[Entries supplied]
..............................

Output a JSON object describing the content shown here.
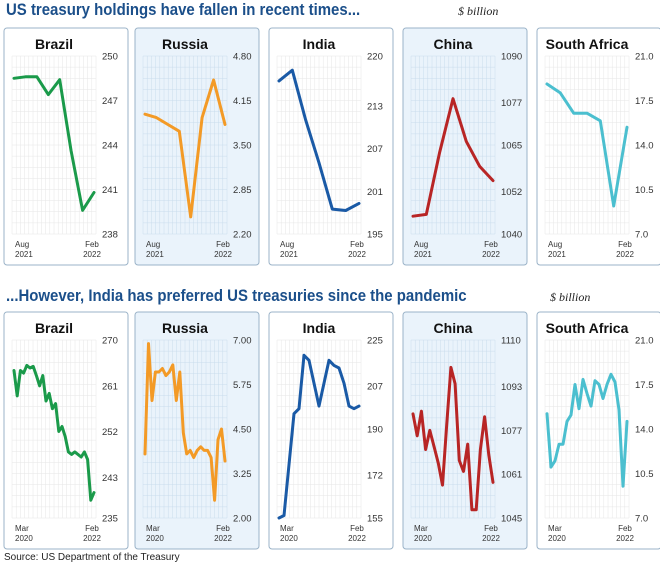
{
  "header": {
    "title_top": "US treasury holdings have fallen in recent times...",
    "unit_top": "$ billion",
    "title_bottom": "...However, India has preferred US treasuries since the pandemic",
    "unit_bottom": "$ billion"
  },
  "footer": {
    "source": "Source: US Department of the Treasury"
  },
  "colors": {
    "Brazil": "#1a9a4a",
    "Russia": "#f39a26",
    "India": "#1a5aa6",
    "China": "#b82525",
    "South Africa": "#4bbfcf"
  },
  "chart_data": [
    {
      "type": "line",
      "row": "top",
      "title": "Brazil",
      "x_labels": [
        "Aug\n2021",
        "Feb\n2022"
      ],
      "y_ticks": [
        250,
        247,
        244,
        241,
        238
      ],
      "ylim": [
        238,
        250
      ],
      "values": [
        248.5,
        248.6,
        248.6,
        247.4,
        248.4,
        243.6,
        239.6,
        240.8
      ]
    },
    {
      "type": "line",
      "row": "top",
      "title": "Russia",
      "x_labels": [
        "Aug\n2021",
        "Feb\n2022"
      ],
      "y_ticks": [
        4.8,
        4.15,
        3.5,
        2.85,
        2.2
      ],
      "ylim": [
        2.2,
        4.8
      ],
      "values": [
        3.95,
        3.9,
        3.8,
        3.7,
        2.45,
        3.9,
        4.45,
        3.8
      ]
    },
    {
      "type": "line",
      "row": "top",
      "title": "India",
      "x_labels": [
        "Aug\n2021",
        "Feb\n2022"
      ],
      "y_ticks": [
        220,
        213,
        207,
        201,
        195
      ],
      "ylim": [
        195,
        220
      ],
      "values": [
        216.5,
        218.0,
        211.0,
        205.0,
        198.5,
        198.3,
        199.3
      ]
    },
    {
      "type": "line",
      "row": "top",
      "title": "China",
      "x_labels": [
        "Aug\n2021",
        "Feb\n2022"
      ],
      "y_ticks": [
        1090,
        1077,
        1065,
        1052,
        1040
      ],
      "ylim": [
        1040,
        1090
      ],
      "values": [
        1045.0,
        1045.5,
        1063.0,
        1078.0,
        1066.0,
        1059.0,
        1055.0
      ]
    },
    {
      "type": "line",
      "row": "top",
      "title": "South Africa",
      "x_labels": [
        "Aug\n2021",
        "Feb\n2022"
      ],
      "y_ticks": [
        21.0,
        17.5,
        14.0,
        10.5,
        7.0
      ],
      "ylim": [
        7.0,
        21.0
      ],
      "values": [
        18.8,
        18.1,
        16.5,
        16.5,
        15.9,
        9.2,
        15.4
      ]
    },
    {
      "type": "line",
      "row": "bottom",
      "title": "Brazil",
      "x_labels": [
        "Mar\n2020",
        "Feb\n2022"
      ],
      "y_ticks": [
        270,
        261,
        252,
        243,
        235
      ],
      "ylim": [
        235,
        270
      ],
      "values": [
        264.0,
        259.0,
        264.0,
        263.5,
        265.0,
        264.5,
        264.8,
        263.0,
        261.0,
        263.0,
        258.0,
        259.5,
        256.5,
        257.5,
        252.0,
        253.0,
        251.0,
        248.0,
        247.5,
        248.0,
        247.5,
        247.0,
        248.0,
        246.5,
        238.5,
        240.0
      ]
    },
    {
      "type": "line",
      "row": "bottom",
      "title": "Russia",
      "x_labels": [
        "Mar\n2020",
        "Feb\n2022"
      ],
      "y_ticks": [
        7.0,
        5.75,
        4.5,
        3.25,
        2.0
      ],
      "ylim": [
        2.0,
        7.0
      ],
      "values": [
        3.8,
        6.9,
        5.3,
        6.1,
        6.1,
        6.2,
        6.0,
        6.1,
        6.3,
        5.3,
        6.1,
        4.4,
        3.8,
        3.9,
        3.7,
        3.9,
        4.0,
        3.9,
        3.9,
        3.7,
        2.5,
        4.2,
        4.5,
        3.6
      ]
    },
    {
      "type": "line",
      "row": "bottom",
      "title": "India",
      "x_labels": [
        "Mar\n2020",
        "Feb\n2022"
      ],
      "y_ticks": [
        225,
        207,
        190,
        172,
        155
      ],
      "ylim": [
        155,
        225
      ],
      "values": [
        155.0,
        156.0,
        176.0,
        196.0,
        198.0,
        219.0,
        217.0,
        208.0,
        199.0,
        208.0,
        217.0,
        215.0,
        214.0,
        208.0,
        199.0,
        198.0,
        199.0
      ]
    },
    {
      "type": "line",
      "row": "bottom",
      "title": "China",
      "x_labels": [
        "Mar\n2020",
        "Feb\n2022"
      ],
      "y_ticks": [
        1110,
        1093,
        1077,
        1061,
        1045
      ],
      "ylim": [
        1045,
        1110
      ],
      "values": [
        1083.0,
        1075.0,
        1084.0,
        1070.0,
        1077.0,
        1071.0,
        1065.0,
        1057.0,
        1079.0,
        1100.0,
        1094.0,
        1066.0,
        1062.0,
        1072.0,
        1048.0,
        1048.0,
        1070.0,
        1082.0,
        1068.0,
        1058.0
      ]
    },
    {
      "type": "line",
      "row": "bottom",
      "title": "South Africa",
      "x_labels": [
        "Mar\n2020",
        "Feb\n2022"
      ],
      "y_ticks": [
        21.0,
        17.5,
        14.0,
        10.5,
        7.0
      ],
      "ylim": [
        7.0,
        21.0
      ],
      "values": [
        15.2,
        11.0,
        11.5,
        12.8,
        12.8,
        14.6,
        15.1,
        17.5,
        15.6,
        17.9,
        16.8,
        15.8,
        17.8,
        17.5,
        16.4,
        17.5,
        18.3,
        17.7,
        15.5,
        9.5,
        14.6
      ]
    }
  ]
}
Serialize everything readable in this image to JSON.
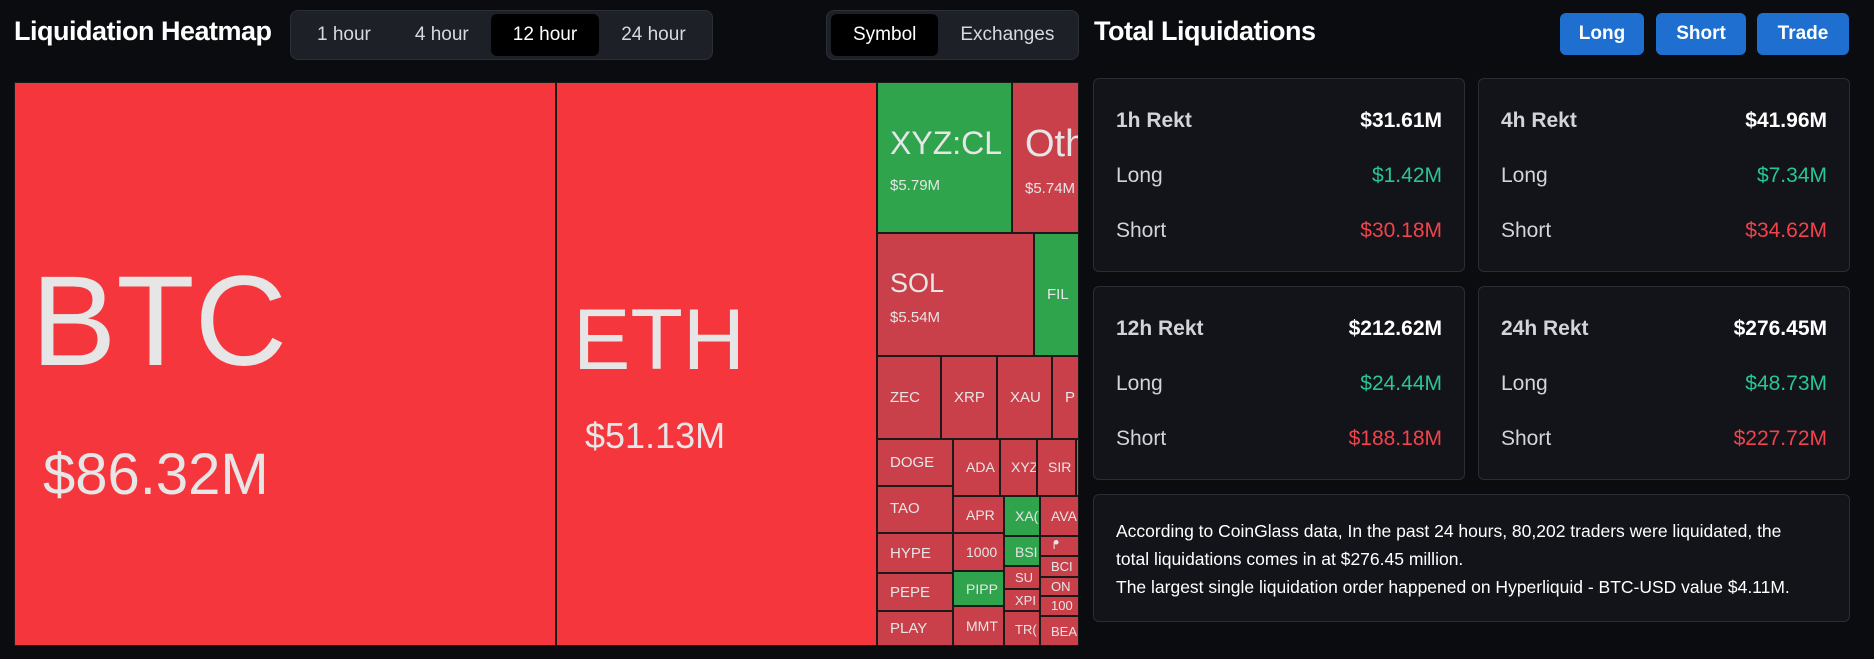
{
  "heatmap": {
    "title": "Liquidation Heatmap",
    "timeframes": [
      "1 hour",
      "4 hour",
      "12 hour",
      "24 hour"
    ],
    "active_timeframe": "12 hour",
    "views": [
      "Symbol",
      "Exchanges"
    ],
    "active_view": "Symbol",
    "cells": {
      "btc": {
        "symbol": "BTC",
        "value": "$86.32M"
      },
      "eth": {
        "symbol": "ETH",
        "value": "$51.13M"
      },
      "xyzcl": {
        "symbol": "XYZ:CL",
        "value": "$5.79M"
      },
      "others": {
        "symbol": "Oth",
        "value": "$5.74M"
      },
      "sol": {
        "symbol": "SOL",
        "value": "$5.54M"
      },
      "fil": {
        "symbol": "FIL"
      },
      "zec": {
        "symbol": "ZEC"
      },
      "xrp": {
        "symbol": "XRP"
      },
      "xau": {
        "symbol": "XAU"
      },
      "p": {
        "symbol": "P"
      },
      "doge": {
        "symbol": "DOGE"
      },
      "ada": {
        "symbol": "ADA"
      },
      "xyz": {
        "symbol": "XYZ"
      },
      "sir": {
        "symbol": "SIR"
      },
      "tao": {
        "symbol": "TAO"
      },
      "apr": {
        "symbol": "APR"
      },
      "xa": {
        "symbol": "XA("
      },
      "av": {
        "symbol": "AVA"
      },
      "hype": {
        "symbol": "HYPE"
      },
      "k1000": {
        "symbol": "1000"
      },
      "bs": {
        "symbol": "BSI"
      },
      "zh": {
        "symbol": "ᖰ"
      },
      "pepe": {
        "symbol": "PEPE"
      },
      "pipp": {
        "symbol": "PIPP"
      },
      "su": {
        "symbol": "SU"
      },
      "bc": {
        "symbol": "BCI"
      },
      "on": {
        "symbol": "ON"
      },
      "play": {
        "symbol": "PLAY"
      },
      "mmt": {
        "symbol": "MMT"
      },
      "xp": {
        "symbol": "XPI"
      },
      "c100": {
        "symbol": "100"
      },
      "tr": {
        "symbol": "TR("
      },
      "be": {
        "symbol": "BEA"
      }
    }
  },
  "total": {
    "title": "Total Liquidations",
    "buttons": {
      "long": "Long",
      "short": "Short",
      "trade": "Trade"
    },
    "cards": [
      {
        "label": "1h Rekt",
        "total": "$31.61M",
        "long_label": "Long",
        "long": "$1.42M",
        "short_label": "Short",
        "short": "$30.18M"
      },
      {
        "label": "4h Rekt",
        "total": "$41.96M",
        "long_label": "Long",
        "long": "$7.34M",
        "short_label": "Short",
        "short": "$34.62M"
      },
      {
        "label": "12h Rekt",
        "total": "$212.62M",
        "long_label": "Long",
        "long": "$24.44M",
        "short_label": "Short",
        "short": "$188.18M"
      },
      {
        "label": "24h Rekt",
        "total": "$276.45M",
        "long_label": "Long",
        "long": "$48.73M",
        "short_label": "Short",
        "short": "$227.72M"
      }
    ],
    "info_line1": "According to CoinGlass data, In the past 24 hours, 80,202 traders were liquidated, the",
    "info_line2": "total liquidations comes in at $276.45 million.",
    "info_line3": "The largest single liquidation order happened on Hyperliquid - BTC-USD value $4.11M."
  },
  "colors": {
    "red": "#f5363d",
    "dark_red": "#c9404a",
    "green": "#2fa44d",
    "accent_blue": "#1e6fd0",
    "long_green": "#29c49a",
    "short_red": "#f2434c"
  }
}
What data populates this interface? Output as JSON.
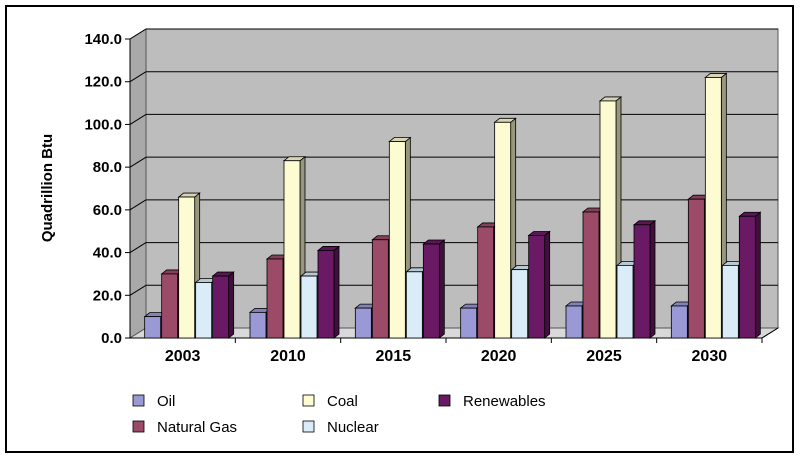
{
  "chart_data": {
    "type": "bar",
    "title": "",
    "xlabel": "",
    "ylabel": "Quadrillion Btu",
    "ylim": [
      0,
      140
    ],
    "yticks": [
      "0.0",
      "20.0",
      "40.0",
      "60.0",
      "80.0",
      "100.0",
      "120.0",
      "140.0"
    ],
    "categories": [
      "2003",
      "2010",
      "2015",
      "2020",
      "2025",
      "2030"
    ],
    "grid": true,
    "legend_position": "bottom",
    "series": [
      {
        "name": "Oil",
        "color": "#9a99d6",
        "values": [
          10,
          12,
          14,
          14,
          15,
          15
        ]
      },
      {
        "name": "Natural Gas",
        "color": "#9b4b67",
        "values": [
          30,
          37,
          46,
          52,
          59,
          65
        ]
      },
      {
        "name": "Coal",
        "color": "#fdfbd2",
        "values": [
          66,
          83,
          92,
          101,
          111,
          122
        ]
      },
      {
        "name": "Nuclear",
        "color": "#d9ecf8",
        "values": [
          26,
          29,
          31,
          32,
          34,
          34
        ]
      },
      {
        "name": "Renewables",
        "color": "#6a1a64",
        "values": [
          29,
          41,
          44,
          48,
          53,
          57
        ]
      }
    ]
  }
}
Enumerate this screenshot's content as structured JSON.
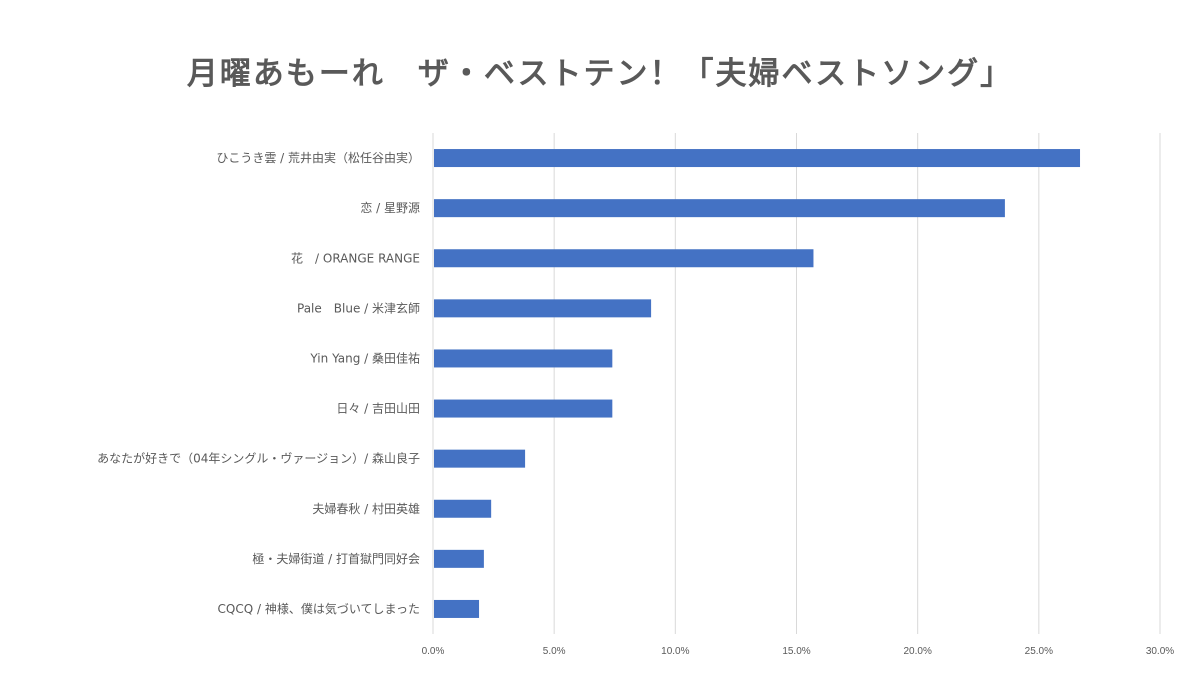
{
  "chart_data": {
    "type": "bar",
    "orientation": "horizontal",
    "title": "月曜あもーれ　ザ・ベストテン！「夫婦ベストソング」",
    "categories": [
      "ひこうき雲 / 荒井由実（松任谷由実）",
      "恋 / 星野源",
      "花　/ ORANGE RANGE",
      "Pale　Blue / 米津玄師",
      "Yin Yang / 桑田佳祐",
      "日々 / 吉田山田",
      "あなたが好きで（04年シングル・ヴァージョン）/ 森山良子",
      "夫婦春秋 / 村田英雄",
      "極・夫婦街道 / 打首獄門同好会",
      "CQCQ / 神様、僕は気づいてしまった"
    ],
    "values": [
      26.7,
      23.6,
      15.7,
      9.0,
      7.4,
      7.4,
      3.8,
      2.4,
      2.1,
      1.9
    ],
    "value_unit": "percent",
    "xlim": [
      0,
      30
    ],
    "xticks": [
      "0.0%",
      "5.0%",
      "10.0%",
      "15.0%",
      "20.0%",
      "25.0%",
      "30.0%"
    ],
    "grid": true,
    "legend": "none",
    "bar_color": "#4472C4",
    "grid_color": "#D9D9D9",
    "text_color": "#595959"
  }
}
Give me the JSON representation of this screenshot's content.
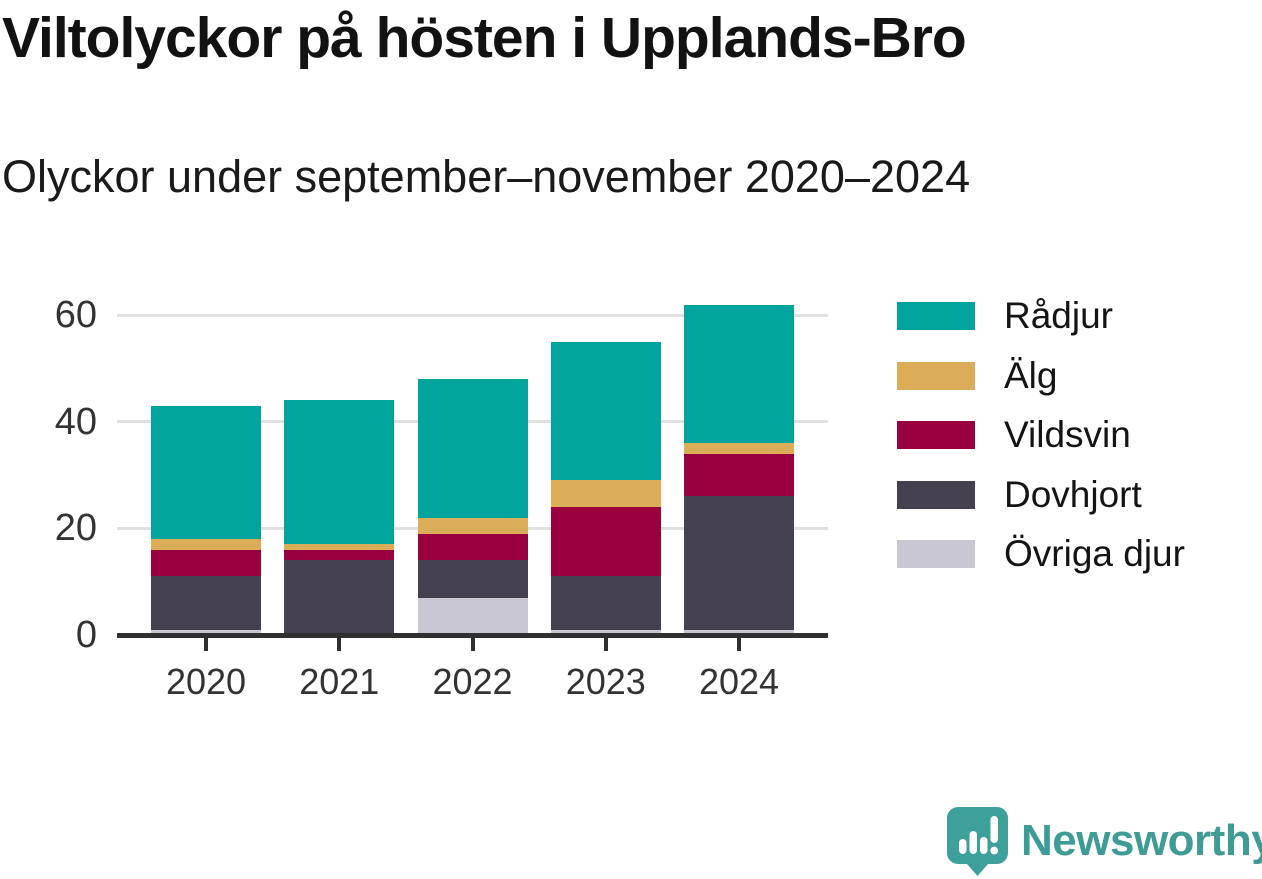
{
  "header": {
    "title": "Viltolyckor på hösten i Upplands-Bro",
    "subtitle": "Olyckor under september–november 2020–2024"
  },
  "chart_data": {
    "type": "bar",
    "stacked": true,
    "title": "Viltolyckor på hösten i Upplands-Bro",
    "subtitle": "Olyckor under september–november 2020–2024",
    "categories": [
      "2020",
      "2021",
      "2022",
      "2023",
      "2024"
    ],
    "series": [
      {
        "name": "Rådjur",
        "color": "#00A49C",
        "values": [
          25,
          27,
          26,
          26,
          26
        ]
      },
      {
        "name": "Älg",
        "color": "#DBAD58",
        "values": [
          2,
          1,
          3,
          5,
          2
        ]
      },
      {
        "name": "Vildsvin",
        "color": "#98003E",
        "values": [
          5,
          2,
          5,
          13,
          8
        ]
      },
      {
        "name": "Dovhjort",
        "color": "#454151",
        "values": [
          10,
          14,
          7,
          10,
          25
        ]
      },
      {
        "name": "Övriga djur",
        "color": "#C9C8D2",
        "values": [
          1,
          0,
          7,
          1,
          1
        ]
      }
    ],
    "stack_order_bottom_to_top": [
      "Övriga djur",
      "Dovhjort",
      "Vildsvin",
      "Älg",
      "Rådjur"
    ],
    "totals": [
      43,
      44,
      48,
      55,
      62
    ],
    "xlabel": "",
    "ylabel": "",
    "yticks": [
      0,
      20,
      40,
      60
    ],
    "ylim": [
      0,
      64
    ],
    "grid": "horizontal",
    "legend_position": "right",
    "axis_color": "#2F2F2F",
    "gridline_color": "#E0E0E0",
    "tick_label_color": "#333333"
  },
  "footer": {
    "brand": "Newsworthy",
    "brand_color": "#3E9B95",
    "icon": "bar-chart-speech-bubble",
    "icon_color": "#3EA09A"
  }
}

..............................

[Goal of the exercise]
Show every line in the entries where the string "under" occurs.

[Problem solution]
    "subtitle": "Olyckor under september–november 2020–2024"
    "subtitle": "Olyckor under september–november 2020–2024",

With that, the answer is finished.